(Stored items from a collection)
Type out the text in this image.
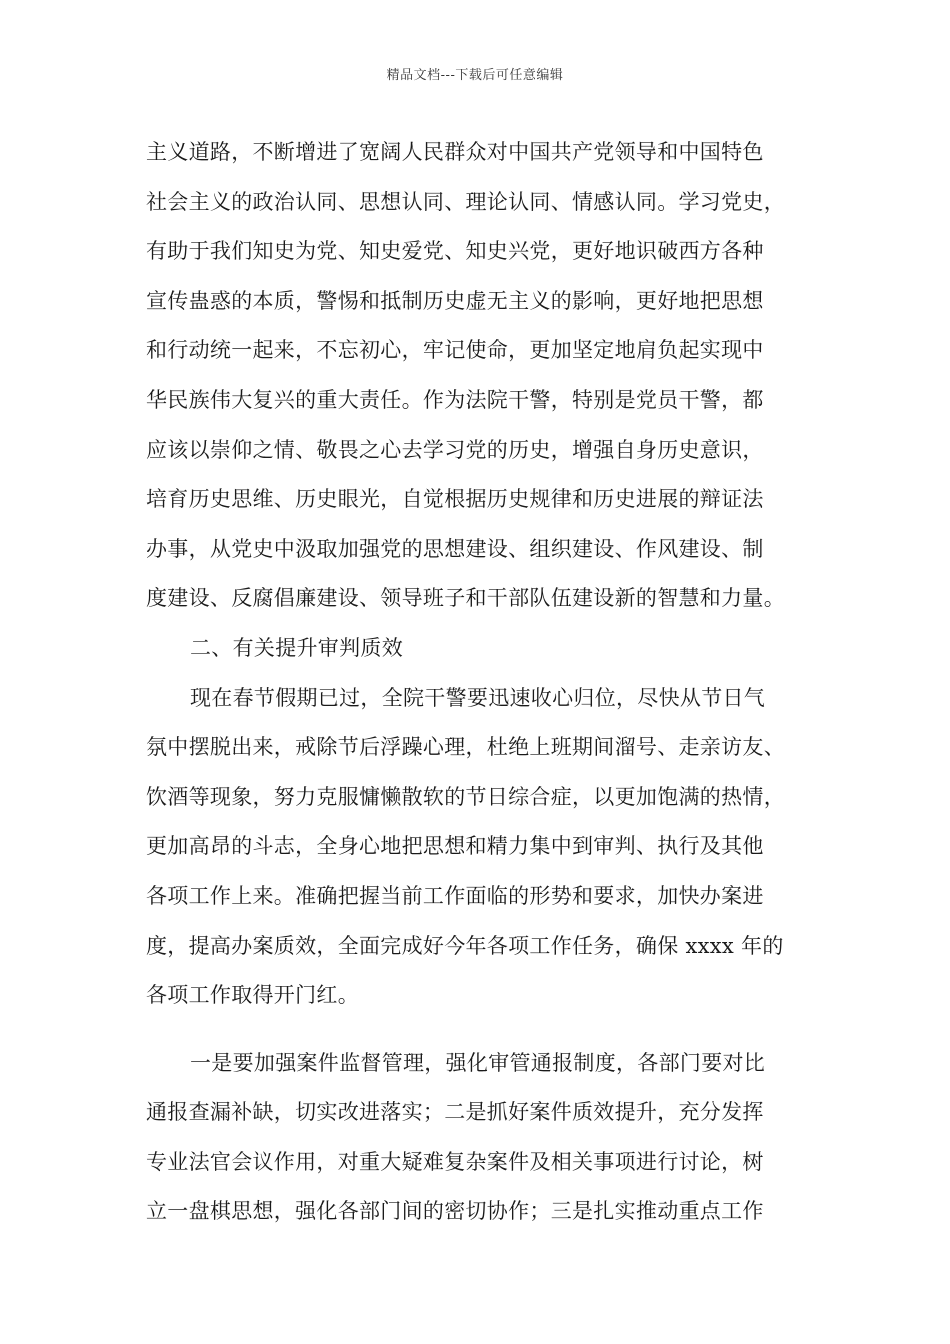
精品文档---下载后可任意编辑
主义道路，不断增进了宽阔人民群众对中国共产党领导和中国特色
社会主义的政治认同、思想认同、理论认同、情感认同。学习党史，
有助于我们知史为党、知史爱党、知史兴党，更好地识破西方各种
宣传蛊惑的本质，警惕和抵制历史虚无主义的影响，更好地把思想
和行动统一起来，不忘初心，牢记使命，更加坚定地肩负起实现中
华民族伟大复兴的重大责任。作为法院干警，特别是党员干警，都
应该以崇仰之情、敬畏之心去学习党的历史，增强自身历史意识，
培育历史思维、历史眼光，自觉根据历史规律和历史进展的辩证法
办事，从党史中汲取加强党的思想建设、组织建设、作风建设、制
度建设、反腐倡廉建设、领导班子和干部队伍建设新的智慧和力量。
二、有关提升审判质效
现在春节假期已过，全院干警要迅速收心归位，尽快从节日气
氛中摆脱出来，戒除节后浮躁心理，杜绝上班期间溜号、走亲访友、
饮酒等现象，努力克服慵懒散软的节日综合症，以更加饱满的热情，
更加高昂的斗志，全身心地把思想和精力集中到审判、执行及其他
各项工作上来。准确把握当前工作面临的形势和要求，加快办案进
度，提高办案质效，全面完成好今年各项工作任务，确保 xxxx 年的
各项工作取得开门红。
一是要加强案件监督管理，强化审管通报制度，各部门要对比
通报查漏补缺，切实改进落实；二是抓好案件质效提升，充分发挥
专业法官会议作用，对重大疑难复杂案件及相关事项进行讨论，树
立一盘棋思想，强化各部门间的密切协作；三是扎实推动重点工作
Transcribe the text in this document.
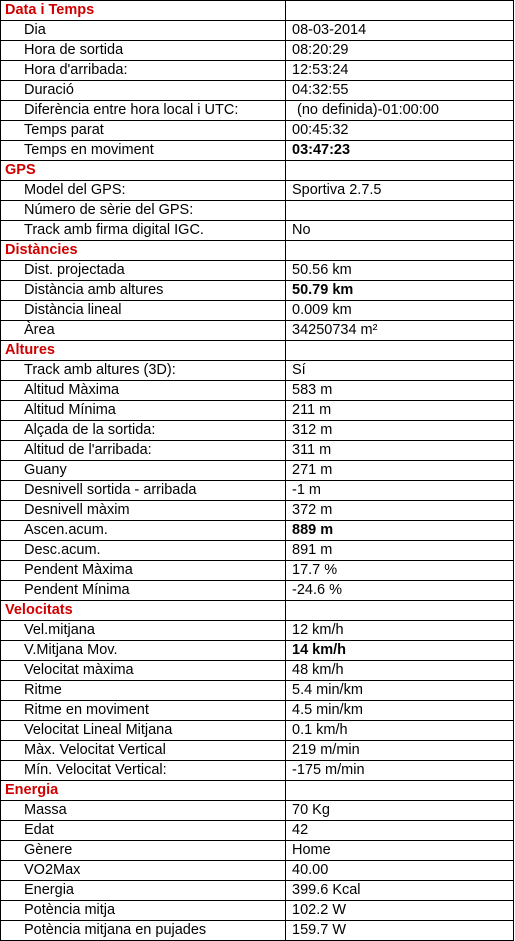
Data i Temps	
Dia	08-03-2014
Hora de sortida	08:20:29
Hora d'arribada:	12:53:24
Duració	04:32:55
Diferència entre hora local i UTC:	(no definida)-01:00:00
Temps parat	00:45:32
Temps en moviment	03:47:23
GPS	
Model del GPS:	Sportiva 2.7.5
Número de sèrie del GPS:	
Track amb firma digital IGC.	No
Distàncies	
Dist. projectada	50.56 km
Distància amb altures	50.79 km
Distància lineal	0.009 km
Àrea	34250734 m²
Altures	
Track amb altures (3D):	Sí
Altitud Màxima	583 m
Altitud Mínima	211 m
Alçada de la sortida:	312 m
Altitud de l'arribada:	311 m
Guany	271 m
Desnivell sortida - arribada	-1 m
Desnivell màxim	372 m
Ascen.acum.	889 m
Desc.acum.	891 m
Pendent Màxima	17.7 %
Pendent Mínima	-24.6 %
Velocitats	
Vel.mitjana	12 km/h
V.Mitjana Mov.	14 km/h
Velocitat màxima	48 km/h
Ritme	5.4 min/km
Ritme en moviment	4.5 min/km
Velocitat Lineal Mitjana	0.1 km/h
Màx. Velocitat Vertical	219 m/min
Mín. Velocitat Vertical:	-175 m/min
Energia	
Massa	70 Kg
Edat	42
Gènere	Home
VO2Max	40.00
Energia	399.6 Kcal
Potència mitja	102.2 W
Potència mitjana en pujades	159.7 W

* * *

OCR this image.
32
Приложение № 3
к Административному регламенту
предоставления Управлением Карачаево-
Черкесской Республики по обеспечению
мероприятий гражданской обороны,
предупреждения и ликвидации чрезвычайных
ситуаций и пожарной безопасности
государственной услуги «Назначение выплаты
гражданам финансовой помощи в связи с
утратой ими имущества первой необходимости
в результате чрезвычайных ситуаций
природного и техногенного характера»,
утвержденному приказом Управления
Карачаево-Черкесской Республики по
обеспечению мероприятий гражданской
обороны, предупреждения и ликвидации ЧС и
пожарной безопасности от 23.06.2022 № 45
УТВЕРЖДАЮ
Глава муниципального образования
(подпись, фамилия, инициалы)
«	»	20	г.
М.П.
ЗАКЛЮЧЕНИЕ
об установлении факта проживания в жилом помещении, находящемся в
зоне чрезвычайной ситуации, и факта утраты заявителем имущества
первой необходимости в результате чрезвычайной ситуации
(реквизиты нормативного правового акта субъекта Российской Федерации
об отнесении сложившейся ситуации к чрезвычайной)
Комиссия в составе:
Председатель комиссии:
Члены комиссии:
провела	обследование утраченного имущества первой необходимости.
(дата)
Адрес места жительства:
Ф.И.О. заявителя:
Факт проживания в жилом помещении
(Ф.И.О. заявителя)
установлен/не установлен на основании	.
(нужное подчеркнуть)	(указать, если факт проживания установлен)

= Stated task =
Pick out the lines above containing the word "жилом", then copy them.

= Complete response =
об установлении факта проживания в жилом помещении, находящемся в
Факт проживания в жилом помещении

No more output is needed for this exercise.